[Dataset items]
§ §

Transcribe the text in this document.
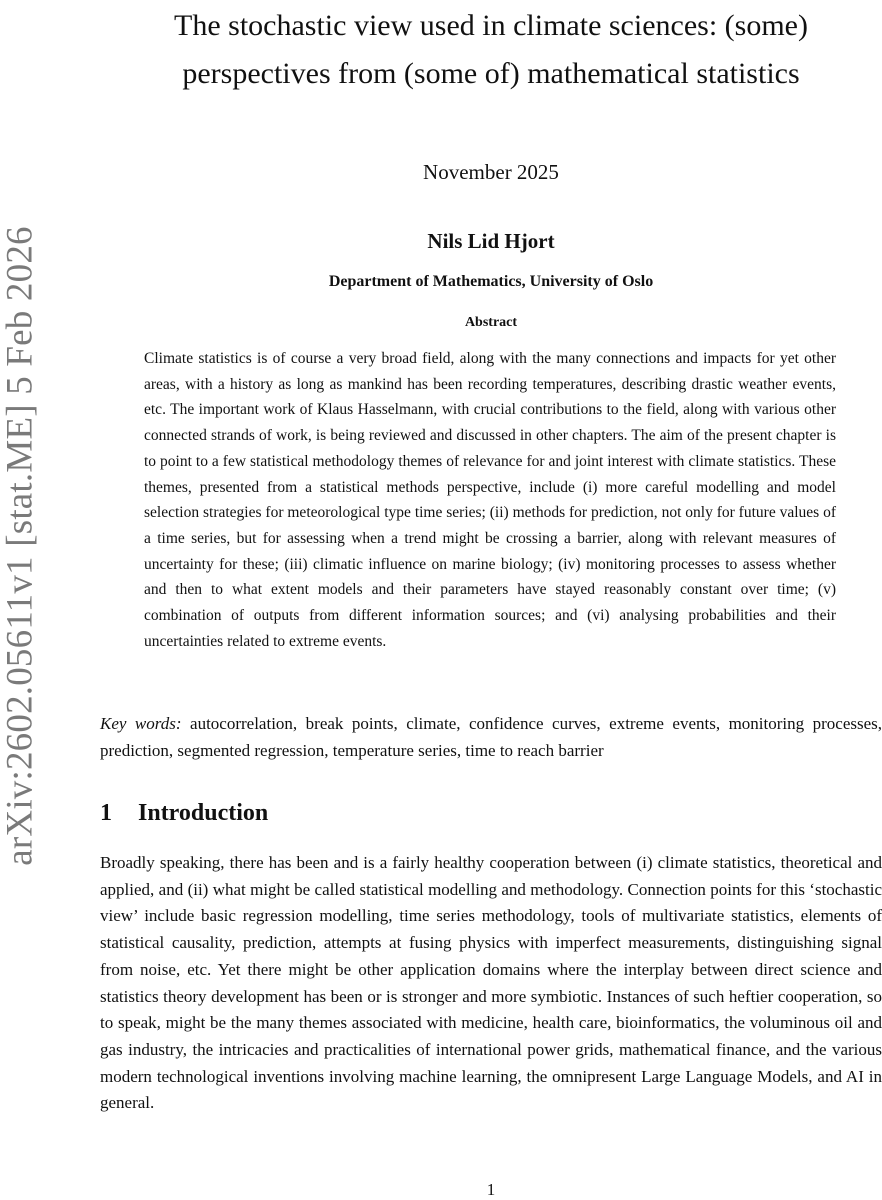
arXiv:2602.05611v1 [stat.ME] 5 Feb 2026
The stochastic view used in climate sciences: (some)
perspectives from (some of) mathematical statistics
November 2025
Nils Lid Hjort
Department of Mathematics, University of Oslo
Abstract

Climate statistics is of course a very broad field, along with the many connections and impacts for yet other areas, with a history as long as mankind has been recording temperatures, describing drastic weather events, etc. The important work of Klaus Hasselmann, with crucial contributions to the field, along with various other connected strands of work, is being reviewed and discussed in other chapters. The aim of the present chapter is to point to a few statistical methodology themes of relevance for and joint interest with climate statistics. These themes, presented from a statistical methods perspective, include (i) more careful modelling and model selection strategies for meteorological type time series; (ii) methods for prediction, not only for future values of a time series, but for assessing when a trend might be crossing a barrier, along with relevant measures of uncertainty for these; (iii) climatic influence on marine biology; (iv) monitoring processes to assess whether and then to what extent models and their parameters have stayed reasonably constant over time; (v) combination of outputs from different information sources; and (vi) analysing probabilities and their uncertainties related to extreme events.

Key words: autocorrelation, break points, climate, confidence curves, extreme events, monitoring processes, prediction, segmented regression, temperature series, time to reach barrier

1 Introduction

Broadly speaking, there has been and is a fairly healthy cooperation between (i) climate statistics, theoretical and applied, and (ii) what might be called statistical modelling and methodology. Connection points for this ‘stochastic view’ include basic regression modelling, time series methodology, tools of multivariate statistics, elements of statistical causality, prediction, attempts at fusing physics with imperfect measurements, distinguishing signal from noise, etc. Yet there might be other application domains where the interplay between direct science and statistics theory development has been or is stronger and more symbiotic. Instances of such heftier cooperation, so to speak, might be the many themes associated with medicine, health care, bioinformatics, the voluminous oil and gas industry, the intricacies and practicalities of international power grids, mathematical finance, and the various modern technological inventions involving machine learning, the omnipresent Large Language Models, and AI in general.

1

§ §

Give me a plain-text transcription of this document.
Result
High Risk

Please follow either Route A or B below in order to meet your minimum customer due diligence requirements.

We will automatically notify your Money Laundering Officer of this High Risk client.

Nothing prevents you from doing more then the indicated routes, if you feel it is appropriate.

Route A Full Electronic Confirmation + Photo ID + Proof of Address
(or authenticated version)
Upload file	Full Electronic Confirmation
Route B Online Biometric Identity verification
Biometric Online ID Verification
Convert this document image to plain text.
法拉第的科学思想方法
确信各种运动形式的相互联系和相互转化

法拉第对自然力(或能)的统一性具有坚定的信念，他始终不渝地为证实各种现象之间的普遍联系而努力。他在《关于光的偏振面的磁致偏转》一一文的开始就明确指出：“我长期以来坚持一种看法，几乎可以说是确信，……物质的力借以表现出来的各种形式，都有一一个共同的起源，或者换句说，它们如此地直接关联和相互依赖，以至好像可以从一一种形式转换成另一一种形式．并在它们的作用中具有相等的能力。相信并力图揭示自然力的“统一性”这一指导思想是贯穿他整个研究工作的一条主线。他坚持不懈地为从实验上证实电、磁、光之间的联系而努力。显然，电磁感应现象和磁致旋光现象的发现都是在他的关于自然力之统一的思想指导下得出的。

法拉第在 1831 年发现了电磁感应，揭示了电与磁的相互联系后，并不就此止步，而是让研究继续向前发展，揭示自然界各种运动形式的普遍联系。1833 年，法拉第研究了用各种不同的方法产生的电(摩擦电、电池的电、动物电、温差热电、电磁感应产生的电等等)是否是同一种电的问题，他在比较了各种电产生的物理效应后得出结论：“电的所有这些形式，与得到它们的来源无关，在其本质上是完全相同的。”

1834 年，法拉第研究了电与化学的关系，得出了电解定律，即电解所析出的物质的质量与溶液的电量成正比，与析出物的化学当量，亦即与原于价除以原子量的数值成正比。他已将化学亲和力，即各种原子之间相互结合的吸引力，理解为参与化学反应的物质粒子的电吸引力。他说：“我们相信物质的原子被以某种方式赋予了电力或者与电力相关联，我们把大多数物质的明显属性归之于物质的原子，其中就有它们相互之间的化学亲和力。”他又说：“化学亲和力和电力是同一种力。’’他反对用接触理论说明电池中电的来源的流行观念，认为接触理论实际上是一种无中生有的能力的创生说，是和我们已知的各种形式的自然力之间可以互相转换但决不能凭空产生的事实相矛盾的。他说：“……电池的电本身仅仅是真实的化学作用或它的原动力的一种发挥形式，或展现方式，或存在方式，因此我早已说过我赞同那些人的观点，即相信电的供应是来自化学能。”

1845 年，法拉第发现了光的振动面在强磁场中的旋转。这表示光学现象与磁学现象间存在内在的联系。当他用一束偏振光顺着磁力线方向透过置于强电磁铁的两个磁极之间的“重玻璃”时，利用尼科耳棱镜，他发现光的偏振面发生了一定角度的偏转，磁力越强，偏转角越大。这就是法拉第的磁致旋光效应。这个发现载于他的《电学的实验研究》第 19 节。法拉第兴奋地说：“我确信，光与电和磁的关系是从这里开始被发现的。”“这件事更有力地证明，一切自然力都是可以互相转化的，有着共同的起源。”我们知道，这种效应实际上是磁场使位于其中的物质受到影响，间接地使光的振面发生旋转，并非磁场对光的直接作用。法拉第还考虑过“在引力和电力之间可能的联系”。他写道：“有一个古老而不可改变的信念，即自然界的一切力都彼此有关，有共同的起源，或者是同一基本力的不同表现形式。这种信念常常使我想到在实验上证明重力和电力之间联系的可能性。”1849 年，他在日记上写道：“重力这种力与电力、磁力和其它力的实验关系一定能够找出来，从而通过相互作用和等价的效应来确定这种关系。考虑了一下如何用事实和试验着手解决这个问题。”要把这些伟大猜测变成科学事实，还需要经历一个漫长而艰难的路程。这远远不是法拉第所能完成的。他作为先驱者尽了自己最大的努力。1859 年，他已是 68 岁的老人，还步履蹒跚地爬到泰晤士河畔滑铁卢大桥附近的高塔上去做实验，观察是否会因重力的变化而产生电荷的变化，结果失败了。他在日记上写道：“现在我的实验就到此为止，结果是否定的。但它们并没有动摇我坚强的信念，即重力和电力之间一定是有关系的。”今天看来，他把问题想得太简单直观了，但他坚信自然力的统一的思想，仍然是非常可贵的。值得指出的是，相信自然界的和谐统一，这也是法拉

§ §

List the lines of the records where "some" occurs.

The stochastic view used in climate sciences: (some)
perspectives from (some of) mathematical statistics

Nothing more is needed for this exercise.